*Goal*:
In the entries below, find every line holding the string "Global" and collect it.

(Figure record listings)
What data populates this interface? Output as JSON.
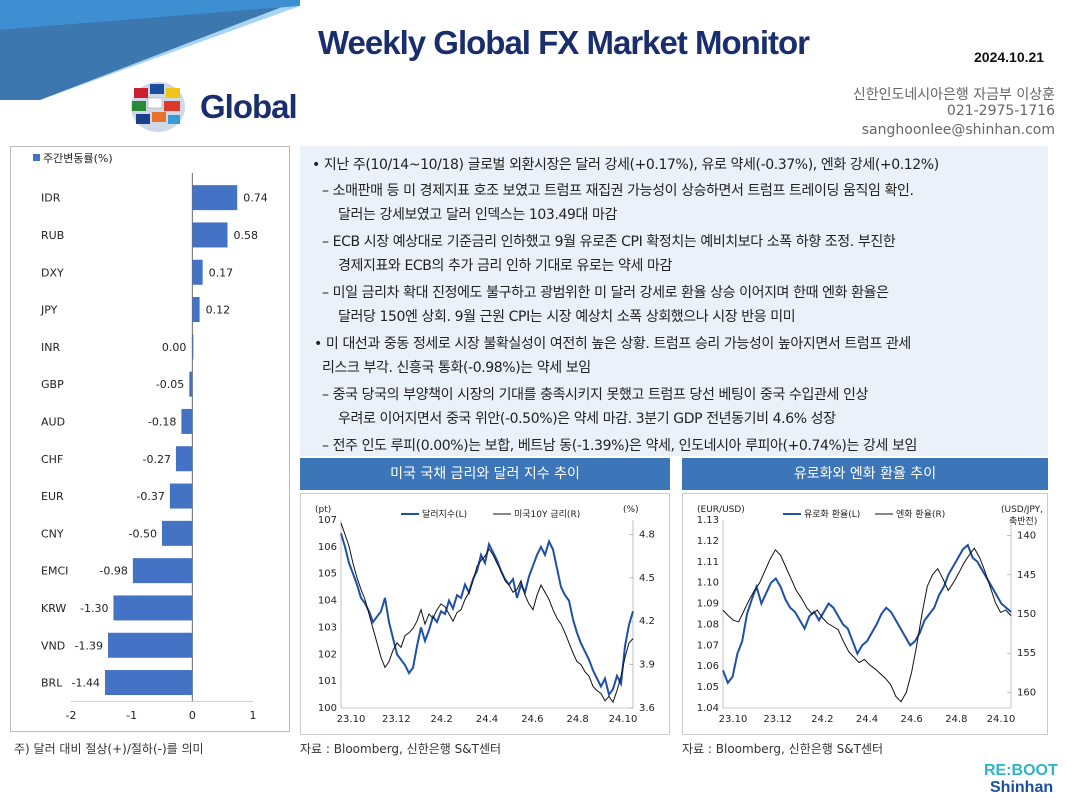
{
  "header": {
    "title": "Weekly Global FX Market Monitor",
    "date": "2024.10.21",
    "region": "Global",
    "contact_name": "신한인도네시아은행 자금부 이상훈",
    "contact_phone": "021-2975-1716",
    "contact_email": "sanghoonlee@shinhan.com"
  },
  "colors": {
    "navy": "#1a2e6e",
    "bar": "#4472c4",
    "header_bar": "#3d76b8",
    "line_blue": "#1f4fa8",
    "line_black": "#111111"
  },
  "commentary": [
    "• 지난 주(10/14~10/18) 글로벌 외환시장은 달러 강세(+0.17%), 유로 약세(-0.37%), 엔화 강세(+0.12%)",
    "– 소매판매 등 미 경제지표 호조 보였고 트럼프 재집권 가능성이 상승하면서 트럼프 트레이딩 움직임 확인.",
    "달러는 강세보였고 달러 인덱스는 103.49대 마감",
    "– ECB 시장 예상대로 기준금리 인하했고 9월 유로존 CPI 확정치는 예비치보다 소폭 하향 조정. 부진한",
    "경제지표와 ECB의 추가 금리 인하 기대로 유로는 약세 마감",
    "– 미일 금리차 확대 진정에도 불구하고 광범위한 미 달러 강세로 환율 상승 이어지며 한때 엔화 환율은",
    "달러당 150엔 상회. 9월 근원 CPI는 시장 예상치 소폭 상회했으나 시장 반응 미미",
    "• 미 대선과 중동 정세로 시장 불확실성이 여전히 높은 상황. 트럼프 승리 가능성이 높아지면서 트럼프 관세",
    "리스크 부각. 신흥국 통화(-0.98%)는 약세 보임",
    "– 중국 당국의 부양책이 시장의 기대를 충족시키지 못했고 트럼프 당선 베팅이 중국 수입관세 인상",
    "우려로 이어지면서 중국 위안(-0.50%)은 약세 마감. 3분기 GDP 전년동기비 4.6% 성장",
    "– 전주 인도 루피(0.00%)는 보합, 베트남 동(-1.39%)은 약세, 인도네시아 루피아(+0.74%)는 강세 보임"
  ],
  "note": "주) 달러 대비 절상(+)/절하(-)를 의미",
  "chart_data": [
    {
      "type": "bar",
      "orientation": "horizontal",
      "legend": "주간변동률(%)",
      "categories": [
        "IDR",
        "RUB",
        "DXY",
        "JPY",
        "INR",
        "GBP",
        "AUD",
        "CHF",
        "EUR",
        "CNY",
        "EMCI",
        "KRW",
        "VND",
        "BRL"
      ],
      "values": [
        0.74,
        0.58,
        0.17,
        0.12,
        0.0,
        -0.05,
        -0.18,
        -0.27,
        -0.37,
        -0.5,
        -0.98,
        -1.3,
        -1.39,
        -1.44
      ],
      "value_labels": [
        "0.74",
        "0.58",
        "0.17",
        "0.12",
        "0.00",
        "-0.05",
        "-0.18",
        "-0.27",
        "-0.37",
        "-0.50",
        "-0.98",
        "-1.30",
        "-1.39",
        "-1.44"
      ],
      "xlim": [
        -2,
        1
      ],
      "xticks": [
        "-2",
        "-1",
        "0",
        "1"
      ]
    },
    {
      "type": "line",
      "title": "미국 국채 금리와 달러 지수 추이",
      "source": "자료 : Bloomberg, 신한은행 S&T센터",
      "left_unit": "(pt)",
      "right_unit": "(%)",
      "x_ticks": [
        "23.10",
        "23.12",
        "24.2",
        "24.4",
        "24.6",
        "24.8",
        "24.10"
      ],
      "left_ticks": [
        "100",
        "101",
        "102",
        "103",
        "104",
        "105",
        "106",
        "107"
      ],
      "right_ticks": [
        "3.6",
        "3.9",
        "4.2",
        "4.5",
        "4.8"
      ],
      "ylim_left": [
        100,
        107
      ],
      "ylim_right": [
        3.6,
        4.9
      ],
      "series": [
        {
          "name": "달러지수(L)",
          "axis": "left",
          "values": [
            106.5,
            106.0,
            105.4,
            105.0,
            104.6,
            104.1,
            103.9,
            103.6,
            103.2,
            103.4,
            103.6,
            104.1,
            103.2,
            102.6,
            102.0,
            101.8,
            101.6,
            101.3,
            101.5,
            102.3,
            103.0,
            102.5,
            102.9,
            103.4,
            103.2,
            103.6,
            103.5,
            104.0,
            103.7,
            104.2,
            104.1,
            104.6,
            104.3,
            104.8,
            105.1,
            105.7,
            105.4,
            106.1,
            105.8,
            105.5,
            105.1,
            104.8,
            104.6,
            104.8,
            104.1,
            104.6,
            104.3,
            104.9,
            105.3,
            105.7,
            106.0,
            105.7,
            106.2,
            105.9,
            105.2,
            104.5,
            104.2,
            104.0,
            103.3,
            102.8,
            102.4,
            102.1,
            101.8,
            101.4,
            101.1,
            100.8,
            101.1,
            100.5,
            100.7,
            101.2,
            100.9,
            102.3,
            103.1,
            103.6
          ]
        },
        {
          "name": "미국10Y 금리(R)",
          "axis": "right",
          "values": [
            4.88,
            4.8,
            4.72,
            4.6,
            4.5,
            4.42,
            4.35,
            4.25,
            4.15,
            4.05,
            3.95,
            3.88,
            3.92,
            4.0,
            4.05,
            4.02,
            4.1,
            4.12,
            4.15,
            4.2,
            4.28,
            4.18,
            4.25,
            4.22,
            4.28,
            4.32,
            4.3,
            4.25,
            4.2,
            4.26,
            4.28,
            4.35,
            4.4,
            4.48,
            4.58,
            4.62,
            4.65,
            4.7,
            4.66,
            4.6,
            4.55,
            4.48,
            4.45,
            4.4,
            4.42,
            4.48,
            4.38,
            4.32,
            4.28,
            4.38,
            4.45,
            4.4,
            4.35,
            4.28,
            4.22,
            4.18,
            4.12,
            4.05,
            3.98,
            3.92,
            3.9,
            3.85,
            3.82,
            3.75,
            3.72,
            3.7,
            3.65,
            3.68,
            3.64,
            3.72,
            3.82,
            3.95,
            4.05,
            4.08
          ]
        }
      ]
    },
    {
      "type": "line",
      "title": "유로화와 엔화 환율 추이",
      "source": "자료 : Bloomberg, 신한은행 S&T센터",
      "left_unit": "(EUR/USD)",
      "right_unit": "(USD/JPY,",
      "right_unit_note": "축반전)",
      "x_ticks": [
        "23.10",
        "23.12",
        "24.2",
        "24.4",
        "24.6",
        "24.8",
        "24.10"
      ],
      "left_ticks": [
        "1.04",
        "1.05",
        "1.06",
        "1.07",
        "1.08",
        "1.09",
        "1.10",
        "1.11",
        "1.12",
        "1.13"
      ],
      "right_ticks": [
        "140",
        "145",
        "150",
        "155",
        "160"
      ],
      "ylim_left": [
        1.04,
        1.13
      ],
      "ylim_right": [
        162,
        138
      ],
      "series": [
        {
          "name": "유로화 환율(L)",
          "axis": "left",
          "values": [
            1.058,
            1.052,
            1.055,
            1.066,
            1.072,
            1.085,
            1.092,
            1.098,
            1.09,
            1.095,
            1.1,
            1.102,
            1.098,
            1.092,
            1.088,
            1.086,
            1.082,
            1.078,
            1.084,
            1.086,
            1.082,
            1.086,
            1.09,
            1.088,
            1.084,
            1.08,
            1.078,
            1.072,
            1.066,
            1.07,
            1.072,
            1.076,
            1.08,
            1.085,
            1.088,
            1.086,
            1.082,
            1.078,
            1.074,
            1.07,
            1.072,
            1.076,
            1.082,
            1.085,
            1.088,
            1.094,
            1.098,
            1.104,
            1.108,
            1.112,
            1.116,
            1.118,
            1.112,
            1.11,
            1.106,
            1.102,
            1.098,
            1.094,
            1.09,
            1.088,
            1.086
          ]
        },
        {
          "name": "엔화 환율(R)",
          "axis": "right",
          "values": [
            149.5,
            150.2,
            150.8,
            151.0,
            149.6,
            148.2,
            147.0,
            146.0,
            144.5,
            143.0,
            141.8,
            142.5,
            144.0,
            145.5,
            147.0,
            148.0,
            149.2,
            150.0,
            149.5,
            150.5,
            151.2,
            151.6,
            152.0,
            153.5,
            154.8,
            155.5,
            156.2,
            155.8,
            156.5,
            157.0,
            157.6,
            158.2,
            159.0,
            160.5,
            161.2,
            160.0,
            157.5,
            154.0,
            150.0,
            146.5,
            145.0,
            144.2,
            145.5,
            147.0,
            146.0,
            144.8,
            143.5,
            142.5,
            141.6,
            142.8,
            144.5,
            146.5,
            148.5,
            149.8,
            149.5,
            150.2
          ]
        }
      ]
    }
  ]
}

*Response to the task*:
    "title": "Weekly Global FX Market Monitor",
    "region": "Global",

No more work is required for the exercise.